Supplied material:
◇ ◇ ◇ ◇ ◇

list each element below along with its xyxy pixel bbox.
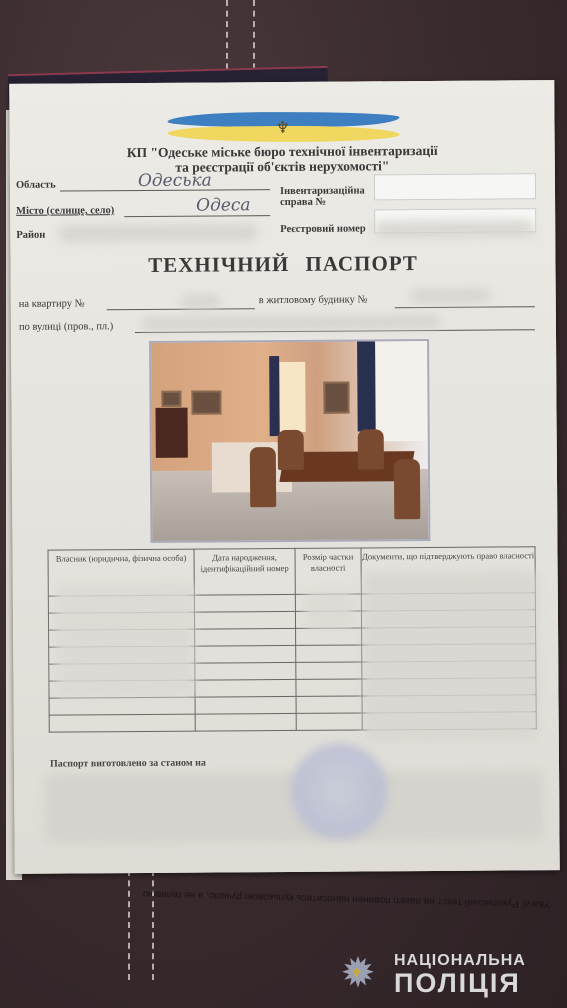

◇ ◇ ◇ ◇ ◇

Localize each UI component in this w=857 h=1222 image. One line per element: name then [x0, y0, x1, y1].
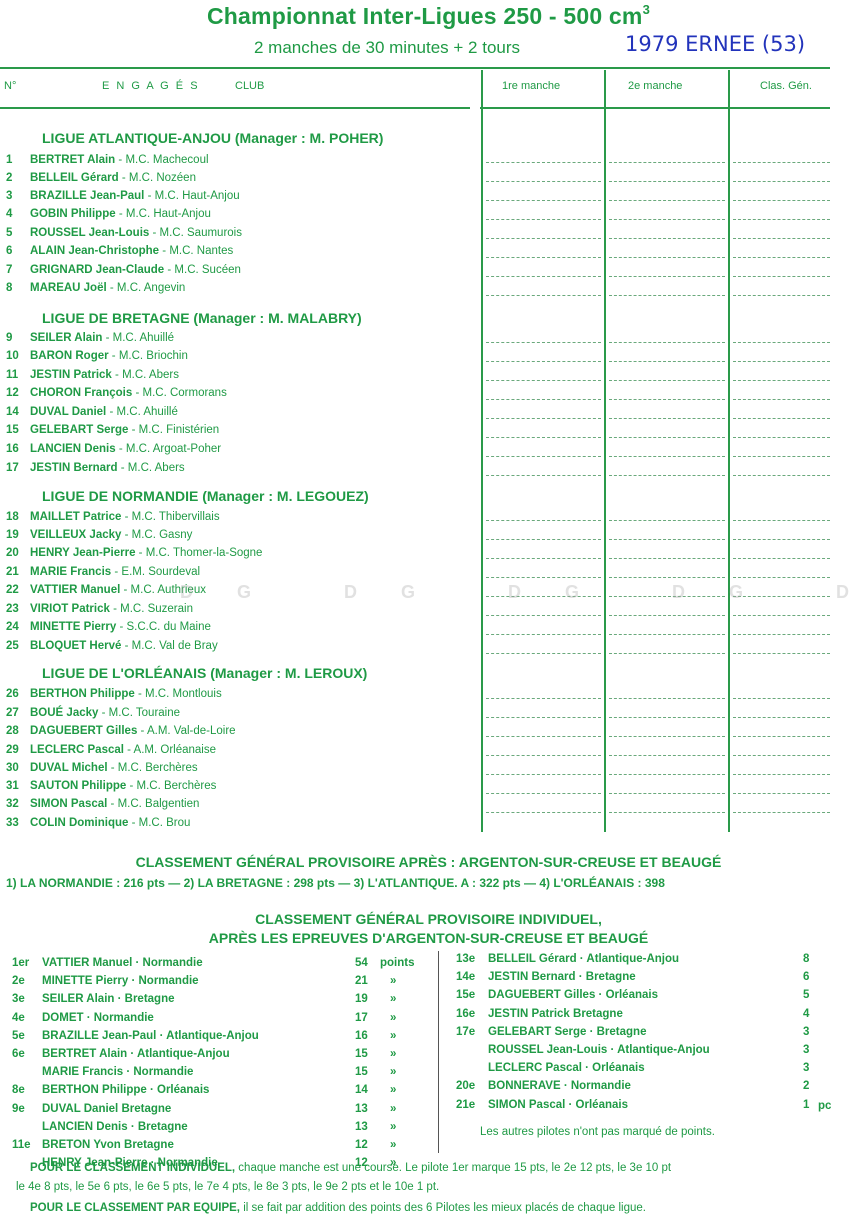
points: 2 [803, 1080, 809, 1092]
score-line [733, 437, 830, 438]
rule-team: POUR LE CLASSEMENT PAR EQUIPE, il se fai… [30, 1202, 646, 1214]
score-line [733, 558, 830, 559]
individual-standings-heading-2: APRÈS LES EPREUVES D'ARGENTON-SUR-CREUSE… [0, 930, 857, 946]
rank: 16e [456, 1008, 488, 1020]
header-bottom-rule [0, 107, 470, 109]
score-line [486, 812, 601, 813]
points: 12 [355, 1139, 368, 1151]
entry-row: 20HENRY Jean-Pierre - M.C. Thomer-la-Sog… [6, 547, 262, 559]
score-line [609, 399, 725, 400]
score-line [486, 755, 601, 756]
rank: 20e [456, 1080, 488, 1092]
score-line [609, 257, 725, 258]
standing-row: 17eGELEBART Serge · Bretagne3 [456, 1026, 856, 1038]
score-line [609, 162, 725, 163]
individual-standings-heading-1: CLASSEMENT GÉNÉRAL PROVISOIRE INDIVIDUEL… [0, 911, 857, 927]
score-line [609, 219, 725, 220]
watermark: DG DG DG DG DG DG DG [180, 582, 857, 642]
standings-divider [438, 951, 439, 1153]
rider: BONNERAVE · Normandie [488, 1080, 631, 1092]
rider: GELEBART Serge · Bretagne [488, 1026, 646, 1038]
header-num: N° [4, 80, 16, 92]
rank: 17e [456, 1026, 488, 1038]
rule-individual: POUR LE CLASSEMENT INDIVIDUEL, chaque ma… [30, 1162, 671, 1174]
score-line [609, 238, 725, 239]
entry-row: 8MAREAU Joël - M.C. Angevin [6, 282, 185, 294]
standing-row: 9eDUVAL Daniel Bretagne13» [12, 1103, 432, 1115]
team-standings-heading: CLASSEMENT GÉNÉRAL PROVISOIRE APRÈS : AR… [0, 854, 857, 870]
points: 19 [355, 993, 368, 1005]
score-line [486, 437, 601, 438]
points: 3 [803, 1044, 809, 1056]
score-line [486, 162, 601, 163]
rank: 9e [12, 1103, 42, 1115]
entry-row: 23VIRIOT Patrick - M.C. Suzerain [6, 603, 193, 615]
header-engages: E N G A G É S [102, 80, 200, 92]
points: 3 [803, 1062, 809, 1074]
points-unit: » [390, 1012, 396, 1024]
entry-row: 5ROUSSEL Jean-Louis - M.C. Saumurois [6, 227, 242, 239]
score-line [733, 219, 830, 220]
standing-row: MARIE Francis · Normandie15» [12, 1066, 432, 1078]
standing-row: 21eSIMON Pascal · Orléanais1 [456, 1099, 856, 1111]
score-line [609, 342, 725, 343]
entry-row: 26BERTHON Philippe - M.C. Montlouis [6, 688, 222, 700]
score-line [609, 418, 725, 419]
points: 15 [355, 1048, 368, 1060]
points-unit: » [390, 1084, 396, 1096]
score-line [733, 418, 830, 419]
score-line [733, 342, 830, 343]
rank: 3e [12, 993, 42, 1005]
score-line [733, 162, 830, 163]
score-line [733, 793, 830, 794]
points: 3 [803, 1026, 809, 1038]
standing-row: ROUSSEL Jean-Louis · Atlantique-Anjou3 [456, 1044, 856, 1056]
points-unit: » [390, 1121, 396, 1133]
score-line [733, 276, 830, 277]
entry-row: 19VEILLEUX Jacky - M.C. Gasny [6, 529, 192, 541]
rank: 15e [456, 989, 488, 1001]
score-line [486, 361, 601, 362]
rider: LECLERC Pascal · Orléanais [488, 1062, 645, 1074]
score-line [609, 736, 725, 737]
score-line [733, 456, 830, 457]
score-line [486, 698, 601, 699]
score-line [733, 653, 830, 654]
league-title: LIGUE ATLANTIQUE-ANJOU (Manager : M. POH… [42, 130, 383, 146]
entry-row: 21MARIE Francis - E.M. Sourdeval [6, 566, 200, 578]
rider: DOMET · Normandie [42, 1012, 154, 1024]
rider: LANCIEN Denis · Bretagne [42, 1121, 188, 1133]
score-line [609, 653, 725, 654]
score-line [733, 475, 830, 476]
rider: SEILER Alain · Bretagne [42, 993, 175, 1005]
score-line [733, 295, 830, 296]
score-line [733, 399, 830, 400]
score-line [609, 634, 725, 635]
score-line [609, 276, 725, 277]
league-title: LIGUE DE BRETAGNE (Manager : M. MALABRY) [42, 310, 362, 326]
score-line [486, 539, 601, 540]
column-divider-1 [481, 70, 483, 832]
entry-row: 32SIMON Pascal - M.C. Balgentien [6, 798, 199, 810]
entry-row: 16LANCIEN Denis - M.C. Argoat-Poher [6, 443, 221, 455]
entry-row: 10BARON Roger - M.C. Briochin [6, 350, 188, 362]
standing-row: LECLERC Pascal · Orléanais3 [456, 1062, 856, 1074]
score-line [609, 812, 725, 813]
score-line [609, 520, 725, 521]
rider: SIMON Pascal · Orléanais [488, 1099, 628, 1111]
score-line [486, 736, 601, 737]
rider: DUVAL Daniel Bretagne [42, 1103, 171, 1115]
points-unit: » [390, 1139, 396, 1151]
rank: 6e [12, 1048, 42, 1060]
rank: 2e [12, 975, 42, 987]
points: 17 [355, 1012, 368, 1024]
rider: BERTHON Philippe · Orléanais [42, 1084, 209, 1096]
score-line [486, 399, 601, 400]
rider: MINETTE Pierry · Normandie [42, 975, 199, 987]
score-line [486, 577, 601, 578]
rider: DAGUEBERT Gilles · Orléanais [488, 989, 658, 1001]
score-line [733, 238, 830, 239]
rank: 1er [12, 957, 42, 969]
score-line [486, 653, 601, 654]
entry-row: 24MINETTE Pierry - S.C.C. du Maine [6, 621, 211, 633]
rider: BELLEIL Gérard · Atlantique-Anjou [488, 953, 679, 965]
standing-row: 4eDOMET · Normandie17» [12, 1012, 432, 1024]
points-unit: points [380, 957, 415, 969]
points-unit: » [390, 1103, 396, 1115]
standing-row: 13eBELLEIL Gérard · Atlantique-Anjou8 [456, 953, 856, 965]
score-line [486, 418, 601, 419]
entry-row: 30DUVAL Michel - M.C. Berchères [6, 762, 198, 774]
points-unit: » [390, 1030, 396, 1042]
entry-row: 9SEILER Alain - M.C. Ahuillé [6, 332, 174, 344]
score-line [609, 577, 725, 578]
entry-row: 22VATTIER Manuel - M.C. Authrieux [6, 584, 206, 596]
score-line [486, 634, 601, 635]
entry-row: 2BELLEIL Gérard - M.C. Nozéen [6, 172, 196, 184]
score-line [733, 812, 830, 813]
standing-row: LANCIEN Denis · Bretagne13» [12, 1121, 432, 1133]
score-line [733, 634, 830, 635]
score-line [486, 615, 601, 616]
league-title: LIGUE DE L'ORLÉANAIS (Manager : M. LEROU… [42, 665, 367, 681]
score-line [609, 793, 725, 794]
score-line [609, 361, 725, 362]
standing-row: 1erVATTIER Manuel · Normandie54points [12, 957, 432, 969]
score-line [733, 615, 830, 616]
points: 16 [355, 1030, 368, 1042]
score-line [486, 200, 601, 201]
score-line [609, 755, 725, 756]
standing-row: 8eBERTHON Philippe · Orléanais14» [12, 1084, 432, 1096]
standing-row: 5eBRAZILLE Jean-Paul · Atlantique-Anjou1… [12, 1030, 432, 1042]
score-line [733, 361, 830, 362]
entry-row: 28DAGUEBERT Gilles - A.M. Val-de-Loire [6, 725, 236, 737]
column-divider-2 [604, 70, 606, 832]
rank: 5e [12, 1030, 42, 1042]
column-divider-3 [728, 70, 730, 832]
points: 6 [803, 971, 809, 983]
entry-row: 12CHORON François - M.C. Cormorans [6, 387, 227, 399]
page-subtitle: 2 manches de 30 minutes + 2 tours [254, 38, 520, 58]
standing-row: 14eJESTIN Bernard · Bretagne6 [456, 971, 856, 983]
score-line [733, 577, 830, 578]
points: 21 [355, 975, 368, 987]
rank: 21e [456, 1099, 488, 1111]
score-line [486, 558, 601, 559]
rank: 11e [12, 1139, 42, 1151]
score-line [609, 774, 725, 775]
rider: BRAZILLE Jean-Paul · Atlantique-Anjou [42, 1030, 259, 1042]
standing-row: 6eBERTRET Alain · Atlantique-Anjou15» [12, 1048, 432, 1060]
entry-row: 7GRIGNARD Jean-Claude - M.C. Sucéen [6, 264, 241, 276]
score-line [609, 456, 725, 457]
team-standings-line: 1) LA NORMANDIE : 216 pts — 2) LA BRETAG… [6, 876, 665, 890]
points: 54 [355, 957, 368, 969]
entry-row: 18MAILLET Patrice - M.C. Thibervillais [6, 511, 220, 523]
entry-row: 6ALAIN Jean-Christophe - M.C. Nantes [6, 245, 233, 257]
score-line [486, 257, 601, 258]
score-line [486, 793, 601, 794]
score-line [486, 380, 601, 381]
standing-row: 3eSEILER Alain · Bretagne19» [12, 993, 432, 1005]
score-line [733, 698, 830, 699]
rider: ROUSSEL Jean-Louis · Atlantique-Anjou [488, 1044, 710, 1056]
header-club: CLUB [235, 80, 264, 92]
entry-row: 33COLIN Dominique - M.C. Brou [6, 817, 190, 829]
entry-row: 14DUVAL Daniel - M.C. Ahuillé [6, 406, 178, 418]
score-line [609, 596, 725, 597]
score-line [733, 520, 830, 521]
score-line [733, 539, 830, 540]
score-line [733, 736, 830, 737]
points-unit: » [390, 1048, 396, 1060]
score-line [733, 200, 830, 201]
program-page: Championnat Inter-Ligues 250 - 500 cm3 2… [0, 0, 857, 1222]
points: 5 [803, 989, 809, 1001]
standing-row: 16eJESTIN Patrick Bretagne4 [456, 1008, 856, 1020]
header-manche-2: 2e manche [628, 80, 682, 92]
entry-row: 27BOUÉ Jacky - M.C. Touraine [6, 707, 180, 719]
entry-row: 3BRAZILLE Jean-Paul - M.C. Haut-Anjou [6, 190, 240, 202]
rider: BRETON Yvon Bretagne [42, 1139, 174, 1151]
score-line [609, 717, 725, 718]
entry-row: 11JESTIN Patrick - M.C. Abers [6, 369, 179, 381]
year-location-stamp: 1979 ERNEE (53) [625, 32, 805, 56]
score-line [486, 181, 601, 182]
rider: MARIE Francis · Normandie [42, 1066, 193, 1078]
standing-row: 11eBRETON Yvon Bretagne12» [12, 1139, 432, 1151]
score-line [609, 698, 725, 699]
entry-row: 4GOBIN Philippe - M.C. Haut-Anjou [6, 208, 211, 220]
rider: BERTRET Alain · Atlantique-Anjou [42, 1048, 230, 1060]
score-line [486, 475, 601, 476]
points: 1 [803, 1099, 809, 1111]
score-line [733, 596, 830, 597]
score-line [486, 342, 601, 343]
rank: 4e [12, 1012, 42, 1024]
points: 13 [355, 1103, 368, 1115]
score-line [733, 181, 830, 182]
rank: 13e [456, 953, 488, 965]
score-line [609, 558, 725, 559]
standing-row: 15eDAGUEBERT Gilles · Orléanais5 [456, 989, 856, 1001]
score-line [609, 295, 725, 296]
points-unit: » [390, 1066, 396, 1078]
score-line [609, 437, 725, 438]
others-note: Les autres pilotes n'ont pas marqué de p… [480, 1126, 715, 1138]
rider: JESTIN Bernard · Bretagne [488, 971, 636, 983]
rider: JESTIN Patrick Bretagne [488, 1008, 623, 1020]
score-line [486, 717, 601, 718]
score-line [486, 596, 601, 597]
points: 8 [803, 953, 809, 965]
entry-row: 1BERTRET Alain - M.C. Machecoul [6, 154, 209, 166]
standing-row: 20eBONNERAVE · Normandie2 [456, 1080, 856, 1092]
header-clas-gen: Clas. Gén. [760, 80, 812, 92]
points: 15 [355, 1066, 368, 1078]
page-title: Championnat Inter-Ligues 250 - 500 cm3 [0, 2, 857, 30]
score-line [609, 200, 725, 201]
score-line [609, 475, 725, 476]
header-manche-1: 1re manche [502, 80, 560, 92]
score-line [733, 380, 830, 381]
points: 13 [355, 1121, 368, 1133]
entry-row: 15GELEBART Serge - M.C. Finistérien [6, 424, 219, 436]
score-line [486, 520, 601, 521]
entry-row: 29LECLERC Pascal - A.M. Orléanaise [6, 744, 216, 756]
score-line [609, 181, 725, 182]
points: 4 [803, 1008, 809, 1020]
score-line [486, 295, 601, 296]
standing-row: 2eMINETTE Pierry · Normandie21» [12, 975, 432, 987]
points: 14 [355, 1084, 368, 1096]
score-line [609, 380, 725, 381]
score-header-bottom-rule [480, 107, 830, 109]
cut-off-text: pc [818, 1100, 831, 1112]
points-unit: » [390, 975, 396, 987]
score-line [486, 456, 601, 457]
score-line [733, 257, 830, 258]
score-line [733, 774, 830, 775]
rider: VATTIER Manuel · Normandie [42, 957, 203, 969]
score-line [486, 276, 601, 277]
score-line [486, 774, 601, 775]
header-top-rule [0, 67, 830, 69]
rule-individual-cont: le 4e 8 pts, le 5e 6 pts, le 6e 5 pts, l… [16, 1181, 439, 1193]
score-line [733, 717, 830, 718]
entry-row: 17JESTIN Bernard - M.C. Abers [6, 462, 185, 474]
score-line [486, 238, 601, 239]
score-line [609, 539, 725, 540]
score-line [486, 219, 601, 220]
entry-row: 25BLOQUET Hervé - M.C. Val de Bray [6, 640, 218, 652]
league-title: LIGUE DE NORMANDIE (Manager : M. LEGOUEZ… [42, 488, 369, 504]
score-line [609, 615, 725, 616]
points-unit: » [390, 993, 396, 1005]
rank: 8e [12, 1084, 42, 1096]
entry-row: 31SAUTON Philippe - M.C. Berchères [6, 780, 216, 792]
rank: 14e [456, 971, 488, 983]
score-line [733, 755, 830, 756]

◇ ◇ ◇ ◇ ◇

What is needed:
Pick out each line of the material that contains the word "APRÈS" and copy those lines.

Right answer:
individual-standings-heading-2: APRÈS LES EPREUVES D'ARGENTON-SUR-CREUSE… [0, 930, 857, 946]
team-standings-heading: CLASSEMENT GÉNÉRAL PROVISOIRE APRÈS : AR… [0, 854, 857, 870]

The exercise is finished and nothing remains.